[START Material provided]
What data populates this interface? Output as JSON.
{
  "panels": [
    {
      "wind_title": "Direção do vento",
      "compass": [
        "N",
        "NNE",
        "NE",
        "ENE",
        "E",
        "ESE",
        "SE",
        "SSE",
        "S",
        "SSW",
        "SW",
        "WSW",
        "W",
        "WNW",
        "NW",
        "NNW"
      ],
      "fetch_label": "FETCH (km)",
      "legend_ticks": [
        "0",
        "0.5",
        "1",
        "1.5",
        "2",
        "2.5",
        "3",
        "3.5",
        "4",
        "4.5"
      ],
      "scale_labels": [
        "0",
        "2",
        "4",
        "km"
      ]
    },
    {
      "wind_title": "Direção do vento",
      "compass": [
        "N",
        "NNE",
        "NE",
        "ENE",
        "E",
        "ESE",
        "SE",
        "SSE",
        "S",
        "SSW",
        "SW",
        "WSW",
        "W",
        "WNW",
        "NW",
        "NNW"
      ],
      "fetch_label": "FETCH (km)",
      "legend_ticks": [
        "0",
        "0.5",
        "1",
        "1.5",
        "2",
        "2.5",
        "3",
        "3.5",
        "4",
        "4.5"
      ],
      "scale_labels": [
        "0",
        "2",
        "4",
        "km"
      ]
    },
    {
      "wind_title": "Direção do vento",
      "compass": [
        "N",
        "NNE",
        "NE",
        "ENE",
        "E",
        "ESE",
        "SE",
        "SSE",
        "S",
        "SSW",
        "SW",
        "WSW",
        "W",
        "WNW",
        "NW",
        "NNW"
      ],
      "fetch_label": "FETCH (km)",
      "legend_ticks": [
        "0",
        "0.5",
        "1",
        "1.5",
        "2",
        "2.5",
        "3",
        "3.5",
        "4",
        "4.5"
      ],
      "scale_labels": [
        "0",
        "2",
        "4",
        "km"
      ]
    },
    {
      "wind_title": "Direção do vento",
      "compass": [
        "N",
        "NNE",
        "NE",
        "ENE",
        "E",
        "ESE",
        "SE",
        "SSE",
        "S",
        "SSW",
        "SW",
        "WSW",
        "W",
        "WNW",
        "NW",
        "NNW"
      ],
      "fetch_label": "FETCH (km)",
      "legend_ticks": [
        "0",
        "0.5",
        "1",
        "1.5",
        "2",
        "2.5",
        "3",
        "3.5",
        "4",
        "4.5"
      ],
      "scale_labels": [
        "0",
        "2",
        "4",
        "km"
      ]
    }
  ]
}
[END Material provided]
● **Task objective**
Output every line above without altering anything.

● **Response**
What data populates this interface? Output as JSON.
{
  "panels": [
    {
      "wind_title": "Direção do vento",
      "compass": [
        "N",
        "NNE",
        "NE",
        "ENE",
        "E",
        "ESE",
        "SE",
        "SSE",
        "S",
        "SSW",
        "SW",
        "WSW",
        "W",
        "WNW",
        "NW",
        "NNW"
      ],
      "fetch_label": "FETCH (km)",
      "legend_ticks": [
        "0",
        "0.5",
        "1",
        "1.5",
        "2",
        "2.5",
        "3",
        "3.5",
        "4",
        "4.5"
      ],
      "scale_labels": [
        "0",
        "2",
        "4",
        "km"
      ]
    },
    {
      "wind_title": "Direção do vento",
      "compass": [
        "N",
        "NNE",
        "NE",
        "ENE",
        "E",
        "ESE",
        "SE",
        "SSE",
        "S",
        "SSW",
        "SW",
        "WSW",
        "W",
        "WNW",
        "NW",
        "NNW"
      ],
      "fetch_label": "FETCH (km)",
      "legend_ticks": [
        "0",
        "0.5",
        "1",
        "1.5",
        "2",
        "2.5",
        "3",
        "3.5",
        "4",
        "4.5"
      ],
      "scale_labels": [
        "0",
        "2",
        "4",
        "km"
      ]
    },
    {
      "wind_title": "Direção do vento",
      "compass": [
        "N",
        "NNE",
        "NE",
        "ENE",
        "E",
        "ESE",
        "SE",
        "SSE",
        "S",
        "SSW",
        "SW",
        "WSW",
        "W",
        "WNW",
        "NW",
        "NNW"
      ],
      "fetch_label": "FETCH (km)",
      "legend_ticks": [
        "0",
        "0.5",
        "1",
        "1.5",
        "2",
        "2.5",
        "3",
        "3.5",
        "4",
        "4.5"
      ],
      "scale_labels": [
        "0",
        "2",
        "4",
        "km"
      ]
    },
    {
      "wind_title": "Direção do vento",
      "compass": [
        "N",
        "NNE",
        "NE",
        "ENE",
        "E",
        "ESE",
        "SE",
        "SSE",
        "S",
        "SSW",
        "SW",
        "WSW",
        "W",
        "WNW",
        "NW",
        "NNW"
      ],
      "fetch_label": "FETCH (km)",
      "legend_ticks": [
        "0",
        "0.5",
        "1",
        "1.5",
        "2",
        "2.5",
        "3",
        "3.5",
        "4",
        "4.5"
      ],
      "scale_labels": [
        "0",
        "2",
        "4",
        "km"
      ]
    }
  ]
}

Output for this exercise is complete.